Begin

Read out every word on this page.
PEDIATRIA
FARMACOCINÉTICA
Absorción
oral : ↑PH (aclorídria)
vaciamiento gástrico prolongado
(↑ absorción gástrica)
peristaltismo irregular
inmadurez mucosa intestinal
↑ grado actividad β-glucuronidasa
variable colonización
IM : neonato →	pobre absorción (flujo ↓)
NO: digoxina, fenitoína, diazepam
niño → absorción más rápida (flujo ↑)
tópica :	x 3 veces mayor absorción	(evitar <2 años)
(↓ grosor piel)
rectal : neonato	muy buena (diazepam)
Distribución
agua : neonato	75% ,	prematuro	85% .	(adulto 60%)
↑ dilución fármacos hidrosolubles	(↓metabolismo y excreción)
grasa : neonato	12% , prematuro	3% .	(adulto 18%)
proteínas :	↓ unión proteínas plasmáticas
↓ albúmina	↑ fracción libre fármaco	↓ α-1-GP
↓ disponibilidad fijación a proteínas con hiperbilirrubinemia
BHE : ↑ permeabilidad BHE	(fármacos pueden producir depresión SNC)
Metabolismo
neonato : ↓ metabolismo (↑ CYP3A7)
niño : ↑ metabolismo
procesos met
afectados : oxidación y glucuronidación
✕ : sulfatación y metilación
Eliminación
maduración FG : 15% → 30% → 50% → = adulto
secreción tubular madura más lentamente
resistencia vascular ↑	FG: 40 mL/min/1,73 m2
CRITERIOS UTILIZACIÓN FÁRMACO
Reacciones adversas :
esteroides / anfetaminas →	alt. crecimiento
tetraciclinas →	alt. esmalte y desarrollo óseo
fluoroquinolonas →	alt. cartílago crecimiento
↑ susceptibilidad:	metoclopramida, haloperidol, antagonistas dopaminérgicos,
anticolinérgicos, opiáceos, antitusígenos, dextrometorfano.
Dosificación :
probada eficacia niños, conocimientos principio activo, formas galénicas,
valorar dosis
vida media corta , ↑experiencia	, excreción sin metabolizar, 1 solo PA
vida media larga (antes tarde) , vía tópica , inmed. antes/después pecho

End
Begin

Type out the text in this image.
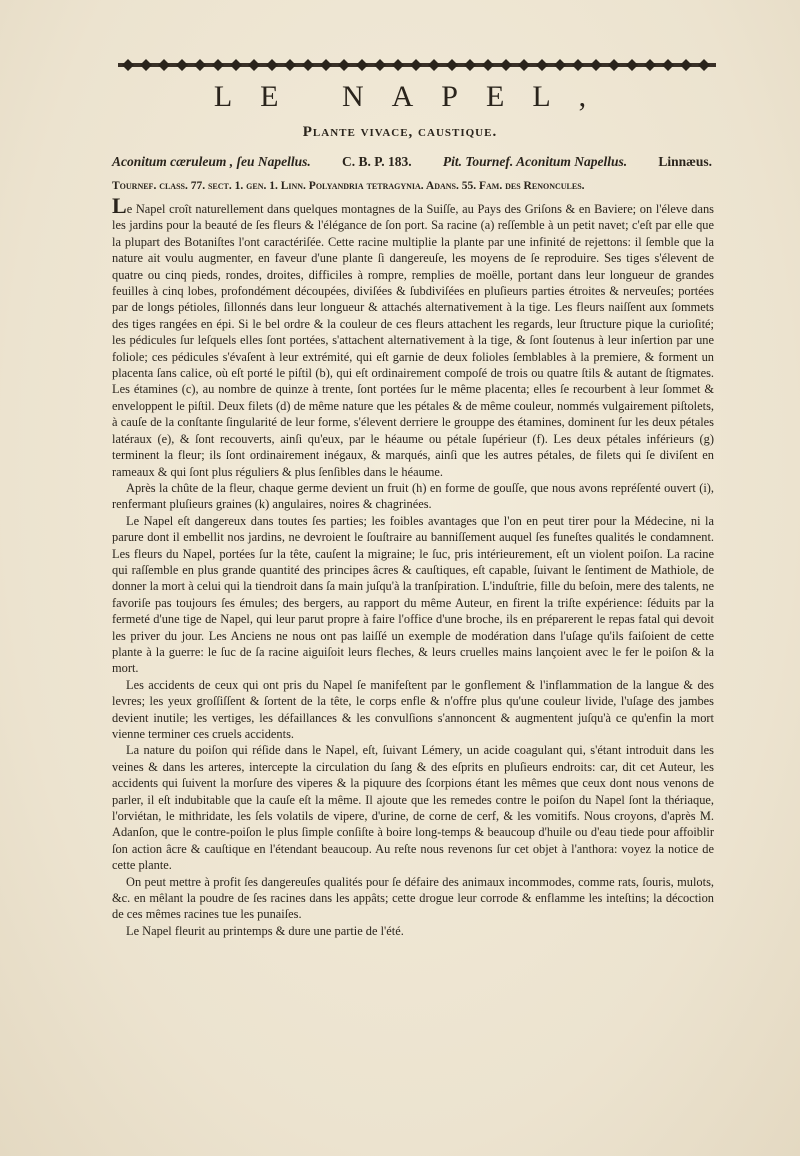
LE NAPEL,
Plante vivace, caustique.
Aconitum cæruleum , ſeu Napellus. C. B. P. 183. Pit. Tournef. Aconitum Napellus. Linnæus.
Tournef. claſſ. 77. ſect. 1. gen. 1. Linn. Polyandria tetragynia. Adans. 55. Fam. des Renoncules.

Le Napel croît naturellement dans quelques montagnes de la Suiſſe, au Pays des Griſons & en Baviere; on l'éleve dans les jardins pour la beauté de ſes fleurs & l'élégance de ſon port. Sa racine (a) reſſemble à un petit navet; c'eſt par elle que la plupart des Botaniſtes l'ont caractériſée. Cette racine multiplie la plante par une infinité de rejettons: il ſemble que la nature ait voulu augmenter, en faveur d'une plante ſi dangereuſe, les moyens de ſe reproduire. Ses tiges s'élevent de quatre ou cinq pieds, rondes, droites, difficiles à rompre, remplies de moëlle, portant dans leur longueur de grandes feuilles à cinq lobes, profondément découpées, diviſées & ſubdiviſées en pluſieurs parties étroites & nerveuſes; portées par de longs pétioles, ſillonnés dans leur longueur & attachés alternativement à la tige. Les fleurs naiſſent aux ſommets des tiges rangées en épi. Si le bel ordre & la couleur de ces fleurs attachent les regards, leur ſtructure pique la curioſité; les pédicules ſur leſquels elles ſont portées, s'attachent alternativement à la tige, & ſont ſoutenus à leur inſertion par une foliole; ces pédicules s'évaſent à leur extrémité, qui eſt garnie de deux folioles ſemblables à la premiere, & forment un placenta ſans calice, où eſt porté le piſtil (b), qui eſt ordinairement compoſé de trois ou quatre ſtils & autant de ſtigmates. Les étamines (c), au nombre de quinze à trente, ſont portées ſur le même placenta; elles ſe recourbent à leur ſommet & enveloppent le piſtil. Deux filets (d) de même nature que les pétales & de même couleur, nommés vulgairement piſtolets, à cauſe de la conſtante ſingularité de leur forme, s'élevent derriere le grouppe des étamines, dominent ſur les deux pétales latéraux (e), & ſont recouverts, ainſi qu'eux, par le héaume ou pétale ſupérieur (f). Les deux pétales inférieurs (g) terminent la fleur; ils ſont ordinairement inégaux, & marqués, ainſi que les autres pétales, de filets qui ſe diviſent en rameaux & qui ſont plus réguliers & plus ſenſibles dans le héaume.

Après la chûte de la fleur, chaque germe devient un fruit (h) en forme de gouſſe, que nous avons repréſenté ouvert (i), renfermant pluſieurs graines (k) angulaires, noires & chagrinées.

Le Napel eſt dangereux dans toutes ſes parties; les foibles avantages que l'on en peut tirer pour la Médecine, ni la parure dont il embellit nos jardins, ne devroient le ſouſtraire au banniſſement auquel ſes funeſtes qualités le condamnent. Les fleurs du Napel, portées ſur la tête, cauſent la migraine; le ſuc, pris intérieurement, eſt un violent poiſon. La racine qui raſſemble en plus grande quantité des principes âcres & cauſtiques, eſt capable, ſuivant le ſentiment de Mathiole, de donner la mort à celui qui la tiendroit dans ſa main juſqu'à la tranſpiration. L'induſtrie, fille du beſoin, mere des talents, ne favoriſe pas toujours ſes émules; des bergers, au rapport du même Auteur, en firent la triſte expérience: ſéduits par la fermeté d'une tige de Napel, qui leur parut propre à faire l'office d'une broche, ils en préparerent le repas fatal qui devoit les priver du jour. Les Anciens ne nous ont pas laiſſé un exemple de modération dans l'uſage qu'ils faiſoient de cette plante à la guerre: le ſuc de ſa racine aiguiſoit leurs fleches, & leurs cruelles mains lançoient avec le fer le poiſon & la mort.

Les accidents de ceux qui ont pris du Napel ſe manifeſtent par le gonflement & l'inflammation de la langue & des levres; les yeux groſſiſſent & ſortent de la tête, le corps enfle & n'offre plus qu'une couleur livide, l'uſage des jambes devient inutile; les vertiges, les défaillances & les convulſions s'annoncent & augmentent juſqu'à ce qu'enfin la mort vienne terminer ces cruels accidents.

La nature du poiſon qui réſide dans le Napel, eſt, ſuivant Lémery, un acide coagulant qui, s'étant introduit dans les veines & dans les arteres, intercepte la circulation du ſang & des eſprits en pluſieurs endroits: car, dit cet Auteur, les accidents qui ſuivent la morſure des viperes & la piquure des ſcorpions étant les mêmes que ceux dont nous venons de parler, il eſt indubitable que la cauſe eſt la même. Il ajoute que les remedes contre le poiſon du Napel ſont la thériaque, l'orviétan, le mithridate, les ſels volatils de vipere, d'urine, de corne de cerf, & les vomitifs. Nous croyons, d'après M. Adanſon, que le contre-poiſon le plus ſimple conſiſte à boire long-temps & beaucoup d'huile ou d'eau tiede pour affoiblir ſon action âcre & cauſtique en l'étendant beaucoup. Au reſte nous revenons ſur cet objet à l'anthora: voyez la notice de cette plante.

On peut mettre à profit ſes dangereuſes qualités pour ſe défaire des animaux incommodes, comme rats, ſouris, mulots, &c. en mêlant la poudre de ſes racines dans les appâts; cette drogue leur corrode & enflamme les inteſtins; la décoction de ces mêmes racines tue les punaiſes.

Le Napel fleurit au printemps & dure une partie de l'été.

End
Begin

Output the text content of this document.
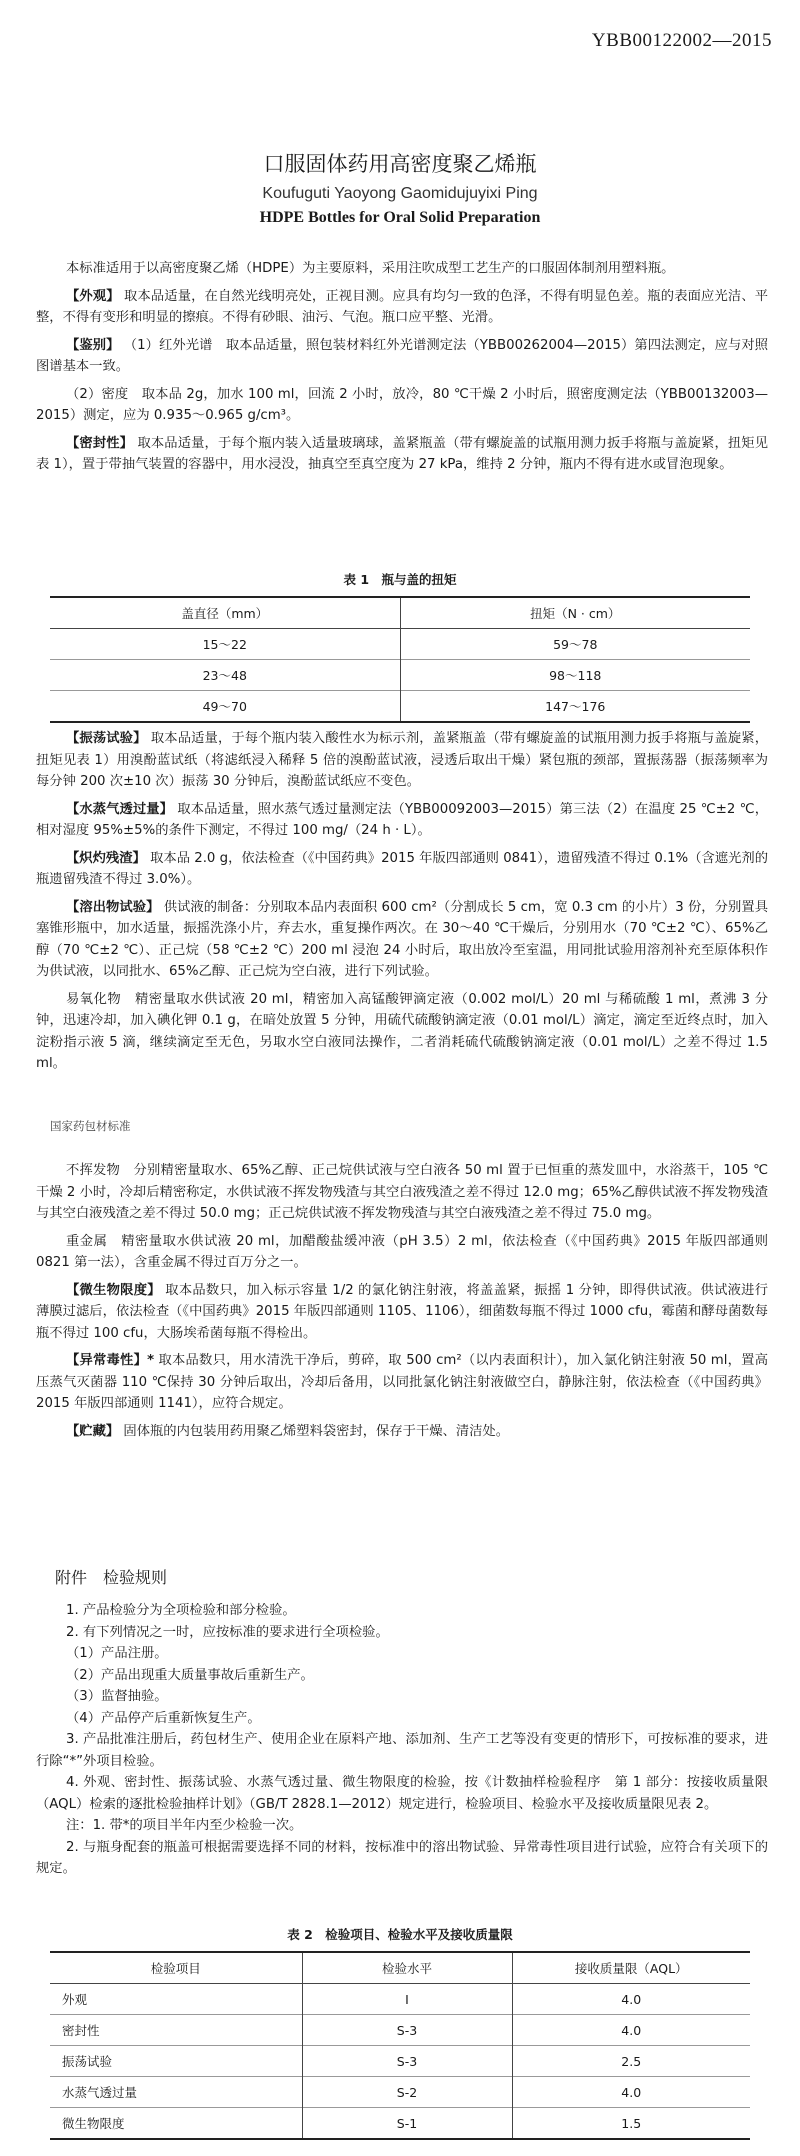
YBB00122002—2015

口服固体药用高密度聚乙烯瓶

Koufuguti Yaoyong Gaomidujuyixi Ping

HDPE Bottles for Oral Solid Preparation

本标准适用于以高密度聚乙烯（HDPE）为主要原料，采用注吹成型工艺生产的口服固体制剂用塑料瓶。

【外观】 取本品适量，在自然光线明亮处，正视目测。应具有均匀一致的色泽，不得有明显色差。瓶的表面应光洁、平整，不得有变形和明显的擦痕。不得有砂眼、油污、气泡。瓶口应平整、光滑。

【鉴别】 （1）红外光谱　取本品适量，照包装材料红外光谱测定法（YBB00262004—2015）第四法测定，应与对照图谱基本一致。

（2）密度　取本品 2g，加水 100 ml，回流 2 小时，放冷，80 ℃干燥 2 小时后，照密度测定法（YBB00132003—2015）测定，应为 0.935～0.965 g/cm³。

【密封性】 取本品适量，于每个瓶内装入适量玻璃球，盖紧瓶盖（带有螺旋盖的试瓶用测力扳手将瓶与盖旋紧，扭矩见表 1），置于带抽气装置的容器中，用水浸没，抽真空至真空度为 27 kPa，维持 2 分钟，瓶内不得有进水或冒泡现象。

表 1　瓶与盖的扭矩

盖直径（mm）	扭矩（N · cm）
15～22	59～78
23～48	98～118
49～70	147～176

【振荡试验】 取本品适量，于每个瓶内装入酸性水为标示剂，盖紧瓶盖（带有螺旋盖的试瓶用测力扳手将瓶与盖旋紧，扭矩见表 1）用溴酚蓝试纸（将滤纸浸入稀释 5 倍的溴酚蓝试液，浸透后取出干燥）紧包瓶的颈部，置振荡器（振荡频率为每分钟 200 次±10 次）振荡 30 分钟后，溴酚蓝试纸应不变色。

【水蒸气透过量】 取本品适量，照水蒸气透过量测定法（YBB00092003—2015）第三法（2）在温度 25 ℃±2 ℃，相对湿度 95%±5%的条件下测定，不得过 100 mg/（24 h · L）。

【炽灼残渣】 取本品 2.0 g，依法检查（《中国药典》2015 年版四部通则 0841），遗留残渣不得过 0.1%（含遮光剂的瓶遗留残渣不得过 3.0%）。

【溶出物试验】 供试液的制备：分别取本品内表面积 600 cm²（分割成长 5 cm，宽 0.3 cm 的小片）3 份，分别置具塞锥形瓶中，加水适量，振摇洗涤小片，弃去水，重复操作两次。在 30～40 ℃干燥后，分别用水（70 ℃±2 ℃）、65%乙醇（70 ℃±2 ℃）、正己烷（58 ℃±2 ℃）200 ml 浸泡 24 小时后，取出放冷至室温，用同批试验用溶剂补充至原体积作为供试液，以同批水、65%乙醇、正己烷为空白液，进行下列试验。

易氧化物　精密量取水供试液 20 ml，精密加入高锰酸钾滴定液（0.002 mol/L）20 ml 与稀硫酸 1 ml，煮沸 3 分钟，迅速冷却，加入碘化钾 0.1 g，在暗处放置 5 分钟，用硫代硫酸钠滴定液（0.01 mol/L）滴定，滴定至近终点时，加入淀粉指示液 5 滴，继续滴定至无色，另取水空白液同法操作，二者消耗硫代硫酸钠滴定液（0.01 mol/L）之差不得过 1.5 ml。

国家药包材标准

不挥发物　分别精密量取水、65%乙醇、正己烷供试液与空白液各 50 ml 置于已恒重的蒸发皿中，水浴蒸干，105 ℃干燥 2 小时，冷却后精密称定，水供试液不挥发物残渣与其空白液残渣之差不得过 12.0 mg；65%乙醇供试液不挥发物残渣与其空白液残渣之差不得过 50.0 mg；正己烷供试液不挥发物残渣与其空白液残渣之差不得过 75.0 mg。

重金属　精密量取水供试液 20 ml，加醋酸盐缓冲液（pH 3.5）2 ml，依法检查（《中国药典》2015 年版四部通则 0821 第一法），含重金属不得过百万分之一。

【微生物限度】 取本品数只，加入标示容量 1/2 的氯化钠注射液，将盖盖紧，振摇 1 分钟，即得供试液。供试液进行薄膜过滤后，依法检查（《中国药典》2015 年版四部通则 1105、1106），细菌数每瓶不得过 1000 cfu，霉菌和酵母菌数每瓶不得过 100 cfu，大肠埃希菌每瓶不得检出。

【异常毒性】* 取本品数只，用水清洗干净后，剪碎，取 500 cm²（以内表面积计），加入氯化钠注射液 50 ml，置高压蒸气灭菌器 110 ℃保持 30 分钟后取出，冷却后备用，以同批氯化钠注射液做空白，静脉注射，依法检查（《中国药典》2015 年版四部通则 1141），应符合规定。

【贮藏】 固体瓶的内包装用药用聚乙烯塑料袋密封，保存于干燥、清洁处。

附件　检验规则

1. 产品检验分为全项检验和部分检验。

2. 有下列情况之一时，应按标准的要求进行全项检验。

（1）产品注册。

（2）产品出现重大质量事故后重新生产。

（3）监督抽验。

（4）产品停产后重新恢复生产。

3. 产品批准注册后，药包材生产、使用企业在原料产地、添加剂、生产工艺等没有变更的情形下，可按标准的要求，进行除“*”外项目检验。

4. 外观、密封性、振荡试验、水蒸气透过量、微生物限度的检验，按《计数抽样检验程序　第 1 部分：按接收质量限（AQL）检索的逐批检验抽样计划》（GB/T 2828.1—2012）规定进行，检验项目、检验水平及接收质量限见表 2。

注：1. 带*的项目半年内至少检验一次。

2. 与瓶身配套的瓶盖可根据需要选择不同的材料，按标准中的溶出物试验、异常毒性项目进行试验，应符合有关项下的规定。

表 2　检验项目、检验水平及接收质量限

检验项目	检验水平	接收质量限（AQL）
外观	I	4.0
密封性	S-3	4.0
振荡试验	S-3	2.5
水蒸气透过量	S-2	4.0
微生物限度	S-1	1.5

End

_Directions_. Look through the data and gather every line with the string "振荡试验" in it.

_Answer for this exercise_.
【振荡试验】 取本品适量，于每个瓶内装入酸性水为标示剂，盖紧瓶盖（带有螺旋盖的试瓶用测力扳手将瓶与盖旋紧，扭矩见表 1）用溴酚蓝试纸（将滤纸浸入稀释 5 倍的溴酚蓝试液，浸透后取出干燥）紧包瓶的颈部，置振荡器（振荡频率为每分钟 200 次±10 次）振荡 30 分钟后，溴酚蓝试纸应不变色。
4. 外观、密封性、振荡试验、水蒸气透过量、微生物限度的检验，按《计数抽样检验程序　第 1 部分：按接收质量限（AQL）检索的逐批检验抽样计划》（GB/T 2828.1—2012）规定进行，检验项目、检验水平及接收质量限见表 2。
振荡试验	S-3	2.5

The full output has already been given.